## Your goal
Take the entries below and reproduce them word for word.

● ● ● ●

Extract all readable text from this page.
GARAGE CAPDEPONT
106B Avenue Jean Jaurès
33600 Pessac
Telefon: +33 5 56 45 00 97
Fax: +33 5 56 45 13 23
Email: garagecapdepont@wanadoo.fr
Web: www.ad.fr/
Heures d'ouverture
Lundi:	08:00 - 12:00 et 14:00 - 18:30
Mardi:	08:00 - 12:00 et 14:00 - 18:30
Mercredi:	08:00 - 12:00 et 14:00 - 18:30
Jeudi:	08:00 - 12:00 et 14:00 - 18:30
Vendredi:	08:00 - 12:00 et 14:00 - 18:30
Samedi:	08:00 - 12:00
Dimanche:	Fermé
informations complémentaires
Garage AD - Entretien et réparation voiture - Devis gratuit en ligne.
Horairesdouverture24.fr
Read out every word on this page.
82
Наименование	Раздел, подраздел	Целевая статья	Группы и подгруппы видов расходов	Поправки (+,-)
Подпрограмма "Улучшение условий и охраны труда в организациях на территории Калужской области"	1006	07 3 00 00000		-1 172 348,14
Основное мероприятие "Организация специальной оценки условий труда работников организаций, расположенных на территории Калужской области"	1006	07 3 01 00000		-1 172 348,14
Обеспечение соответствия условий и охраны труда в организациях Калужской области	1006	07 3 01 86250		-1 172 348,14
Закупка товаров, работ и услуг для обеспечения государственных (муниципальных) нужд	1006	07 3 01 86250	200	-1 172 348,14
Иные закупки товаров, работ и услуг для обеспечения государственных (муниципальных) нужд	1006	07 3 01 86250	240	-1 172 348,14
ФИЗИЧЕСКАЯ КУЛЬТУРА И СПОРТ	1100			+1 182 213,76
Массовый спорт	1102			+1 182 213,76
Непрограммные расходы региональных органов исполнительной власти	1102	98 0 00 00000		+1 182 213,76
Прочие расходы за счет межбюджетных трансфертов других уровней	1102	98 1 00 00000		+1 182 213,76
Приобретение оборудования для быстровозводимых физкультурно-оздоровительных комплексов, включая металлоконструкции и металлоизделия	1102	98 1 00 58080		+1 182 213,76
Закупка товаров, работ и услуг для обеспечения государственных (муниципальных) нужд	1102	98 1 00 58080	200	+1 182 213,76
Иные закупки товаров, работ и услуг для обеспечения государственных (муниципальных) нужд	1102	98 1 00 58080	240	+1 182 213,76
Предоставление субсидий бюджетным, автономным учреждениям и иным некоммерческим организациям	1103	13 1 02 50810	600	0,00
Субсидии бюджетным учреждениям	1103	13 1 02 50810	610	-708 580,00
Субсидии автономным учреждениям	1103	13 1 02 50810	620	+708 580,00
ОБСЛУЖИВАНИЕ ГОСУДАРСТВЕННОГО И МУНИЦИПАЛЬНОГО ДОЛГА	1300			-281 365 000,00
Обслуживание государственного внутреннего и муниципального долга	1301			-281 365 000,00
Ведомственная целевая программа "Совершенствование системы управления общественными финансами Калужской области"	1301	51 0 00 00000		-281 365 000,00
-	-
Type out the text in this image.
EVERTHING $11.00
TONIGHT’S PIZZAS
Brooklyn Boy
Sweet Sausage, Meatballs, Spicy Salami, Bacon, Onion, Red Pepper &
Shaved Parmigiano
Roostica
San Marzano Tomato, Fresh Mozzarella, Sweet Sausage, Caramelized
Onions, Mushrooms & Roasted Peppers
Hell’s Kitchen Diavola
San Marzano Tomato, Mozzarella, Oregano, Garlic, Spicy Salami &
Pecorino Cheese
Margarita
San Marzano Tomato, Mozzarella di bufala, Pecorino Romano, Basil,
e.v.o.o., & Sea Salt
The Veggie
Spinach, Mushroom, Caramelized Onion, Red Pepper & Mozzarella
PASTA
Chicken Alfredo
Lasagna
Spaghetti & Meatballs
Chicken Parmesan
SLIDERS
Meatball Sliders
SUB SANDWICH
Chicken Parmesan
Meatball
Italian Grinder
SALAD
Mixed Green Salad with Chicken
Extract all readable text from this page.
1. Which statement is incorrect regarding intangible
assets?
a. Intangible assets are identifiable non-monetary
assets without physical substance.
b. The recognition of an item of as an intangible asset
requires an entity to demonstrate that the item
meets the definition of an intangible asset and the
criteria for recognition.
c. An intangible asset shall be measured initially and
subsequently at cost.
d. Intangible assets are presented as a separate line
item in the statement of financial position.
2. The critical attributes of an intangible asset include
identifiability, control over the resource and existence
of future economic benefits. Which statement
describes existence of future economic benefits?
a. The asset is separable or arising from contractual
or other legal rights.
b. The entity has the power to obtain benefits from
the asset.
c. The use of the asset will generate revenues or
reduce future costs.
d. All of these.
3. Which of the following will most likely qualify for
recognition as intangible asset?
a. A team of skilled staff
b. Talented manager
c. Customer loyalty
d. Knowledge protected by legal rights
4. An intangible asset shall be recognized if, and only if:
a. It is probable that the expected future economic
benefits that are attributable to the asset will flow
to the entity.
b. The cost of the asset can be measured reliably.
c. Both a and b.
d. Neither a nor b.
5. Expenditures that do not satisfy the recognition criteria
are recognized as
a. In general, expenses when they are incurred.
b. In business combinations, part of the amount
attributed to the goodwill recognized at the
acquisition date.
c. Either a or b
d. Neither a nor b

● ● ● ●

## Exercise solution
Extract all readable text from this page.
GARAGE CAPDEPONT
106B Avenue Jean Jaurès
33600 Pessac
Telefon: +33 5 56 45 00 97
Fax: +33 5 56 45 13 23
Email: garagecapdepont@wanadoo.fr
Web: www.ad.fr/
Heures d'ouverture
Lundi:	08:00 - 12:00 et 14:00 - 18:30
Mardi:	08:00 - 12:00 et 14:00 - 18:30
Mercredi:	08:00 - 12:00 et 14:00 - 18:30
Jeudi:	08:00 - 12:00 et 14:00 - 18:30
Vendredi:	08:00 - 12:00 et 14:00 - 18:30
Samedi:	08:00 - 12:00
Dimanche:	Fermé
informations complémentaires
Garage AD - Entretien et réparation voiture - Devis gratuit en ligne.
Horairesdouverture24.fr
Read out every word on this page.
82
Наименование	Раздел, подраздел	Целевая статья	Группы и подгруппы видов расходов	Поправки (+,-)
Подпрограмма "Улучшение условий и охраны труда в организациях на территории Калужской области"	1006	07 3 00 00000		-1 172 348,14
Основное мероприятие "Организация специальной оценки условий труда работников организаций, расположенных на территории Калужской области"	1006	07 3 01 00000		-1 172 348,14
Обеспечение соответствия условий и охраны труда в организациях Калужской области	1006	07 3 01 86250		-1 172 348,14
Закупка товаров, работ и услуг для обеспечения государственных (муниципальных) нужд	1006	07 3 01 86250	200	-1 172 348,14
Иные закупки товаров, работ и услуг для обеспечения государственных (муниципальных) нужд	1006	07 3 01 86250	240	-1 172 348,14
ФИЗИЧЕСКАЯ КУЛЬТУРА И СПОРТ	1100			+1 182 213,76
Массовый спорт	1102			+1 182 213,76
Непрограммные расходы региональных органов исполнительной власти	1102	98 0 00 00000		+1 182 213,76
Прочие расходы за счет межбюджетных трансфертов других уровней	1102	98 1 00 00000		+1 182 213,76
Приобретение оборудования для быстровозводимых физкультурно-оздоровительных комплексов, включая металлоконструкции и металлоизделия	1102	98 1 00 58080		+1 182 213,76
Закупка товаров, работ и услуг для обеспечения государственных (муниципальных) нужд	1102	98 1 00 58080	200	+1 182 213,76
Иные закупки товаров, работ и услуг для обеспечения государственных (муниципальных) нужд	1102	98 1 00 58080	240	+1 182 213,76
Предоставление субсидий бюджетным, автономным учреждениям и иным некоммерческим организациям	1103	13 1 02 50810	600	0,00
Субсидии бюджетным учреждениям	1103	13 1 02 50810	610	-708 580,00
Субсидии автономным учреждениям	1103	13 1 02 50810	620	+708 580,00
ОБСЛУЖИВАНИЕ ГОСУДАРСТВЕННОГО И МУНИЦИПАЛЬНОГО ДОЛГА	1300			-281 365 000,00
Обслуживание государственного внутреннего и муниципального долга	1301			-281 365 000,00
Ведомственная целевая программа "Совершенствование системы управления общественными финансами Калужской области"	1301	51 0 00 00000		-281 365 000,00
-	-
Type out the text in this image.
EVERTHING $11.00
TONIGHT’S PIZZAS
Brooklyn Boy
Sweet Sausage, Meatballs, Spicy Salami, Bacon, Onion, Red Pepper &
Shaved Parmigiano
Roostica
San Marzano Tomato, Fresh Mozzarella, Sweet Sausage, Caramelized
Onions, Mushrooms & Roasted Peppers
Hell’s Kitchen Diavola
San Marzano Tomato, Mozzarella, Oregano, Garlic, Spicy Salami &
Pecorino Cheese
Margarita
San Marzano Tomato, Mozzarella di bufala, Pecorino Romano, Basil,
e.v.o.o., & Sea Salt
The Veggie
Spinach, Mushroom, Caramelized Onion, Red Pepper & Mozzarella
PASTA
Chicken Alfredo
Lasagna
Spaghetti & Meatballs
Chicken Parmesan
SLIDERS
Meatball Sliders
SUB SANDWICH
Chicken Parmesan
Meatball
Italian Grinder
SALAD
Mixed Green Salad with Chicken
Extract all readable text from this page.
1. Which statement is incorrect regarding intangible
assets?
a. Intangible assets are identifiable non-monetary
assets without physical substance.
b. The recognition of an item of as an intangible asset
requires an entity to demonstrate that the item
meets the definition of an intangible asset and the
criteria for recognition.
c. An intangible asset shall be measured initially and
subsequently at cost.
d. Intangible assets are presented as a separate line
item in the statement of financial position.
2. The critical attributes of an intangible asset include
identifiability, control over the resource and existence
of future economic benefits. Which statement
describes existence of future economic benefits?
a. The asset is separable or arising from contractual
or other legal rights.
b. The entity has the power to obtain benefits from
the asset.
c. The use of the asset will generate revenues or
reduce future costs.
d. All of these.
3. Which of the following will most likely qualify for
recognition as intangible asset?
a. A team of skilled staff
b. Talented manager
c. Customer loyalty
d. Knowledge protected by legal rights
4. An intangible asset shall be recognized if, and only if:
a. It is probable that the expected future economic
benefits that are attributable to the asset will flow
to the entity.
b. The cost of the asset can be measured reliably.
c. Both a and b.
d. Neither a nor b.
5. Expenditures that do not satisfy the recognition criteria
are recognized as
a. In general, expenses when they are incurred.
b. In business combinations, part of the amount
attributed to the goodwill recognized at the
acquisition date.
c. Either a or b
d. Neither a nor b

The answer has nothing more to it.